BEGIN

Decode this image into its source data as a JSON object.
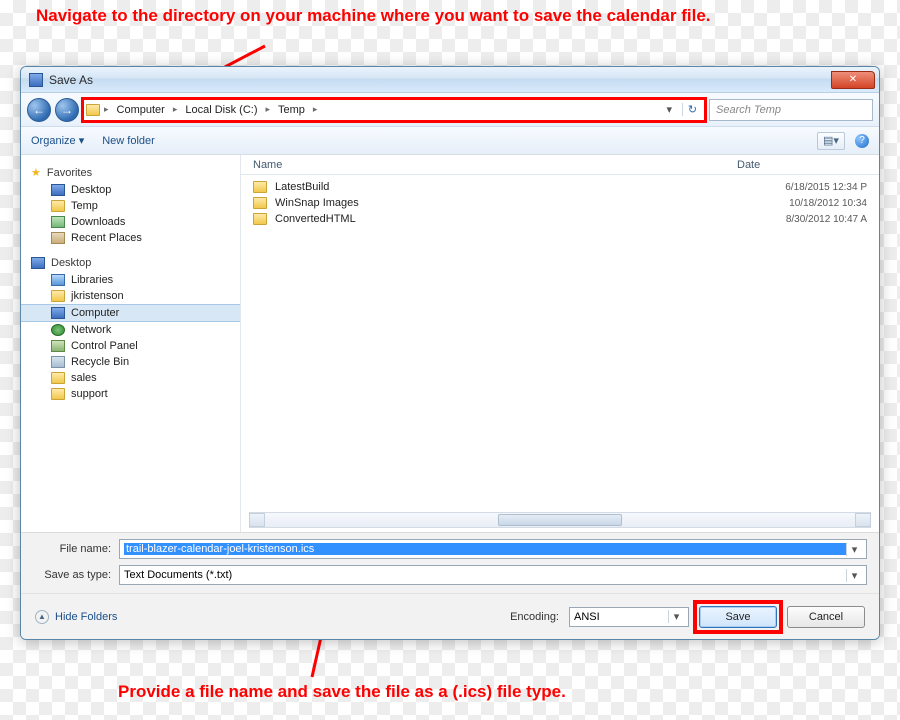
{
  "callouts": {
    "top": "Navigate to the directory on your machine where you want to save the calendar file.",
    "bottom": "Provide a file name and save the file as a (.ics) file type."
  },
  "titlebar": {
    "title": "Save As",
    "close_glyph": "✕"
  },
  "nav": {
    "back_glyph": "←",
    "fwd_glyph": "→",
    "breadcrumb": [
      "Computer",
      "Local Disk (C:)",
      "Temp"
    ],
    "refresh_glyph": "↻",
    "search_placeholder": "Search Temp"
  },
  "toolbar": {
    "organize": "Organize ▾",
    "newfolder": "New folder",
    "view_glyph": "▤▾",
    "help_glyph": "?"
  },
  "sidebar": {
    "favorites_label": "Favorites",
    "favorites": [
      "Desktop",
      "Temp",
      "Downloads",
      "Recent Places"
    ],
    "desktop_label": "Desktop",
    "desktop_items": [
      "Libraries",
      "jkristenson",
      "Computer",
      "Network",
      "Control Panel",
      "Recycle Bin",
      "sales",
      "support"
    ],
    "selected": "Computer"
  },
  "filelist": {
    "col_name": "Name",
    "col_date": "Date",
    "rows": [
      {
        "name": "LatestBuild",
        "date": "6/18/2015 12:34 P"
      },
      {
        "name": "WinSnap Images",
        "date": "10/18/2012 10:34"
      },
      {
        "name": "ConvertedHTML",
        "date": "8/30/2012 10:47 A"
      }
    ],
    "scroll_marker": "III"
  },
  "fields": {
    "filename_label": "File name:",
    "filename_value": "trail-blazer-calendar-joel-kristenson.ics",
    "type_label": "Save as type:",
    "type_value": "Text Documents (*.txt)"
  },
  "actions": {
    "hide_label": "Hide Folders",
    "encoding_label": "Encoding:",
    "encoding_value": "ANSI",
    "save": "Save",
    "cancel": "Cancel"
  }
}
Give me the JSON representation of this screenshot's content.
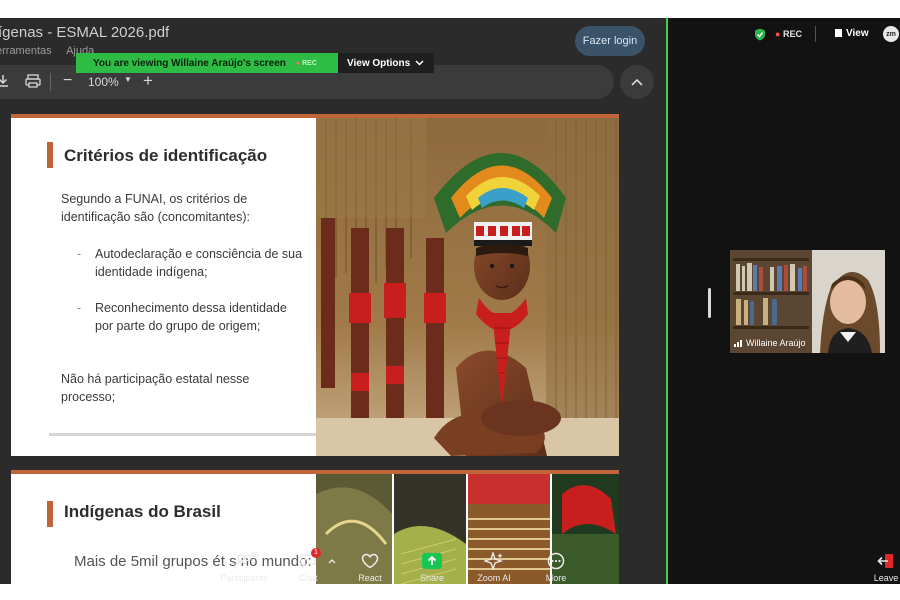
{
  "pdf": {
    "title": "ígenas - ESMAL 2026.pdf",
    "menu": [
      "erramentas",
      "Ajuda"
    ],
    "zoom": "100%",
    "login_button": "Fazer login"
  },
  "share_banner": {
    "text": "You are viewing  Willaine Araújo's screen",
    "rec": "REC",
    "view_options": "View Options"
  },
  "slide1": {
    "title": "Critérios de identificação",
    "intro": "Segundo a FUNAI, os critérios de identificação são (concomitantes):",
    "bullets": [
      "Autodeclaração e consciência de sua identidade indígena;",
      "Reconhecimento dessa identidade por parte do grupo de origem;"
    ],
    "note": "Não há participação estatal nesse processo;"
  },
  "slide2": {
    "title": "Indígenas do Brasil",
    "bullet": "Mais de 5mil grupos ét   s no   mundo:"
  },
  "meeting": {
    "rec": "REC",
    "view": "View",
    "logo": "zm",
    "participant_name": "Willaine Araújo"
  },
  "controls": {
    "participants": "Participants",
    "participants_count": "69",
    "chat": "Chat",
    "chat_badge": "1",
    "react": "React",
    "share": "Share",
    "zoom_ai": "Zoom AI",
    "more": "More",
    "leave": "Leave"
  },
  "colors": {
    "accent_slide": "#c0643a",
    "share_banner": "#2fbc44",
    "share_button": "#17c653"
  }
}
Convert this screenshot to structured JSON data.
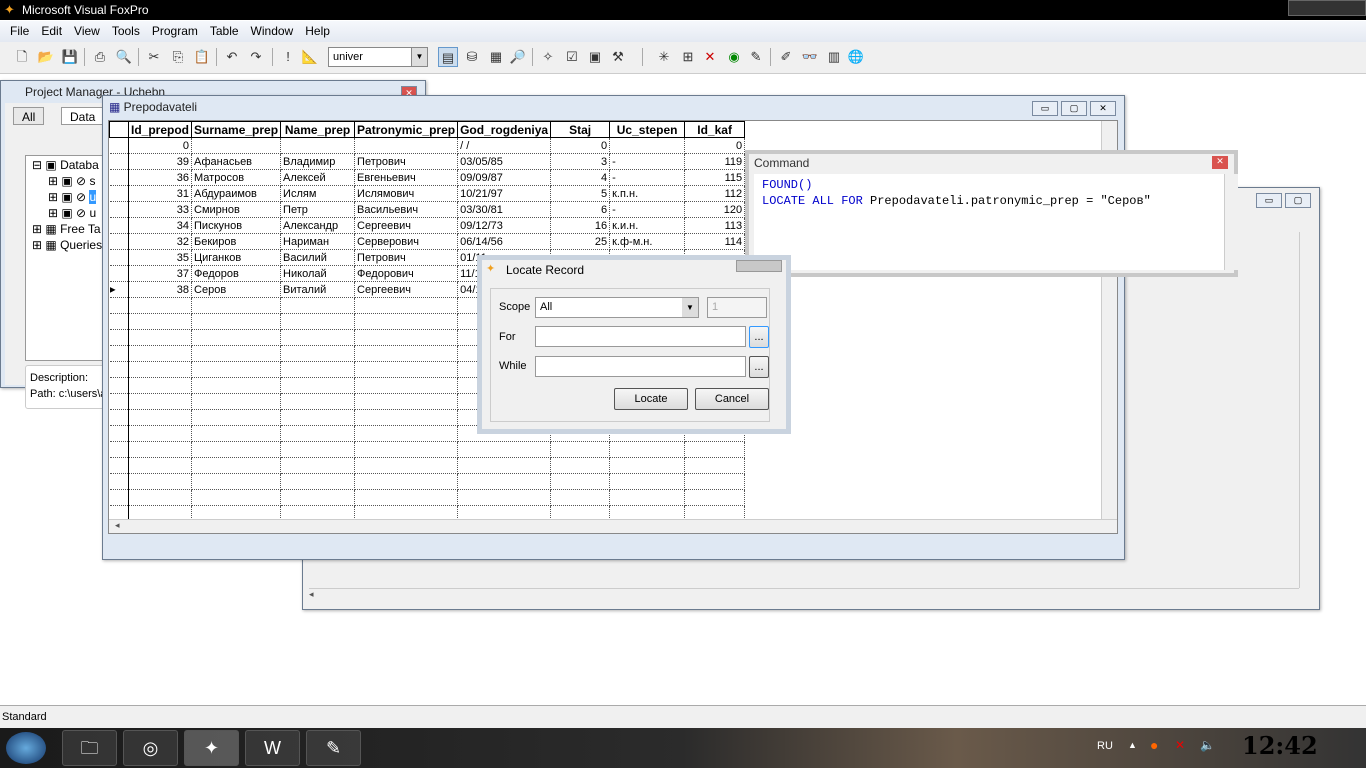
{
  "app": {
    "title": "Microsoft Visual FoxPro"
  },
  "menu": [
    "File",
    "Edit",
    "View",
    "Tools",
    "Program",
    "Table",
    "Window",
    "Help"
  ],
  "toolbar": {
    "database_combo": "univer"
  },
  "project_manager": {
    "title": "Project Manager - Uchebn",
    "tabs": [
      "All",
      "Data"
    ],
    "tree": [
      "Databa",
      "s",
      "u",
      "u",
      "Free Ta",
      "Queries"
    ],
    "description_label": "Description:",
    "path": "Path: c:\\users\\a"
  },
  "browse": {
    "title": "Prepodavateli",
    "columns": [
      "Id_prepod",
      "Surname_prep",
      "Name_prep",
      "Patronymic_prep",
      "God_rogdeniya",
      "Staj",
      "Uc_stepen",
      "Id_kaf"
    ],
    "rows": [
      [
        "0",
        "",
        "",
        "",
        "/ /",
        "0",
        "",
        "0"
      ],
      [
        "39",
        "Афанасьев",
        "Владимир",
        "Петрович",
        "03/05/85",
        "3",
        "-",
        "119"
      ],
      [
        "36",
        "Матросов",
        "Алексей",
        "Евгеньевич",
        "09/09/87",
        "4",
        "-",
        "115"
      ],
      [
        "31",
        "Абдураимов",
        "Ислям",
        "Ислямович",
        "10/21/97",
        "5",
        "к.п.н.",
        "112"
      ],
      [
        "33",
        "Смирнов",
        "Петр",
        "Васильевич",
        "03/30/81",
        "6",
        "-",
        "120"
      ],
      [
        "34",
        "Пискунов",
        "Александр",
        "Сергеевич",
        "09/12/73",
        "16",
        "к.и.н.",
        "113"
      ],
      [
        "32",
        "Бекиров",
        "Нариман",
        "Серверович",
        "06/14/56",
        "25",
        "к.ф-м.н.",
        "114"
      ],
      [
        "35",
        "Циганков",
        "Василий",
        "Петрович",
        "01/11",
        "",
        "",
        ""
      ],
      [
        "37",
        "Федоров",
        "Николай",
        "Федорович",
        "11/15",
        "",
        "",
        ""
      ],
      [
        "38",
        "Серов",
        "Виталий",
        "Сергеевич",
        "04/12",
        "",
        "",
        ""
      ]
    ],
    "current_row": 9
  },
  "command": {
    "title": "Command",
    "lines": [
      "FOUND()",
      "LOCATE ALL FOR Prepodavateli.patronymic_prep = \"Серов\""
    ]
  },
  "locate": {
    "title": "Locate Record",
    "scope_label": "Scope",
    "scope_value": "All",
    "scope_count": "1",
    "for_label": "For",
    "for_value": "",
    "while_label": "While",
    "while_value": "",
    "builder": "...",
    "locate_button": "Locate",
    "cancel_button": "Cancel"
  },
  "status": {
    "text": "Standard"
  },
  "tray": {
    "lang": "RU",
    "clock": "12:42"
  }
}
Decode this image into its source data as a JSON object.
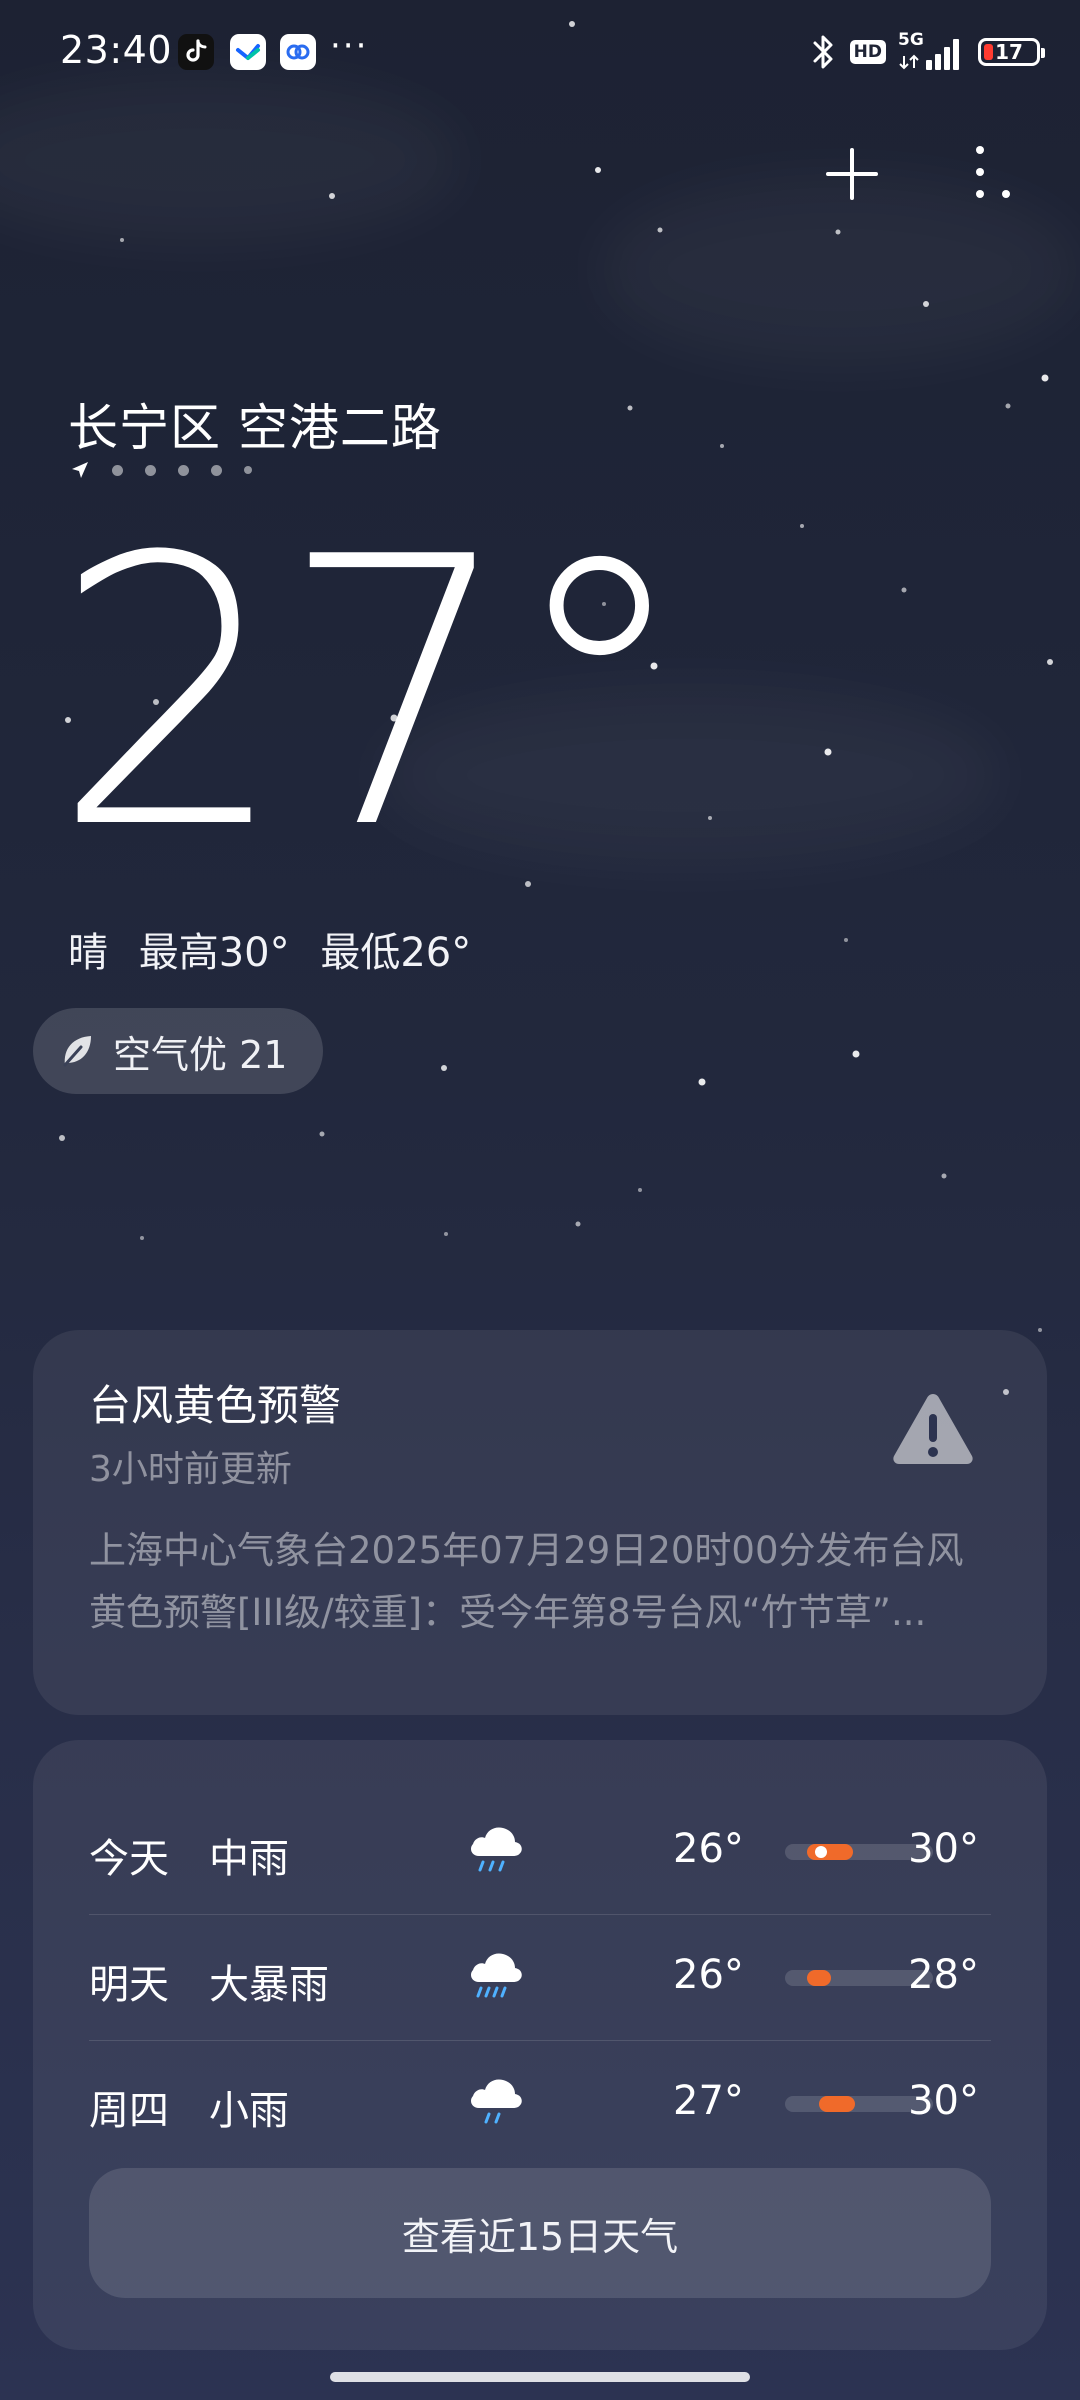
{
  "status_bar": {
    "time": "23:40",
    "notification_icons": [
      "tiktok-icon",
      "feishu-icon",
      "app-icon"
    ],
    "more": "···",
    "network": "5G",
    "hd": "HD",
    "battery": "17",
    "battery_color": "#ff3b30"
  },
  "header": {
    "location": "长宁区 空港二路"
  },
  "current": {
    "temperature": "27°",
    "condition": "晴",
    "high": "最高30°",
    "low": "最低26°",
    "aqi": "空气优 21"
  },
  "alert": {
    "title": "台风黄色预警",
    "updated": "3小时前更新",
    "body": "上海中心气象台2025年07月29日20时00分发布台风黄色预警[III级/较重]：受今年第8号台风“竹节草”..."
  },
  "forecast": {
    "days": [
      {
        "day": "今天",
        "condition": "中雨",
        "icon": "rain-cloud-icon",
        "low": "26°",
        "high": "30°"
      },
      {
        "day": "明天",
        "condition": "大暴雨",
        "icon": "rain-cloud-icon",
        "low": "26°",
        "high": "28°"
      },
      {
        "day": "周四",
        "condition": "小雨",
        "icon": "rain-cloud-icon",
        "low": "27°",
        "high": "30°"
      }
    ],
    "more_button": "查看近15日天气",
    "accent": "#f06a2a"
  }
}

END

_SET EXERCISE_
Locate the word "Cancel" in the data above. Copy every line carrying it.

_FINAL RESULT_
    "cancel": "Cancel"
    "cancel_button": "Cancel"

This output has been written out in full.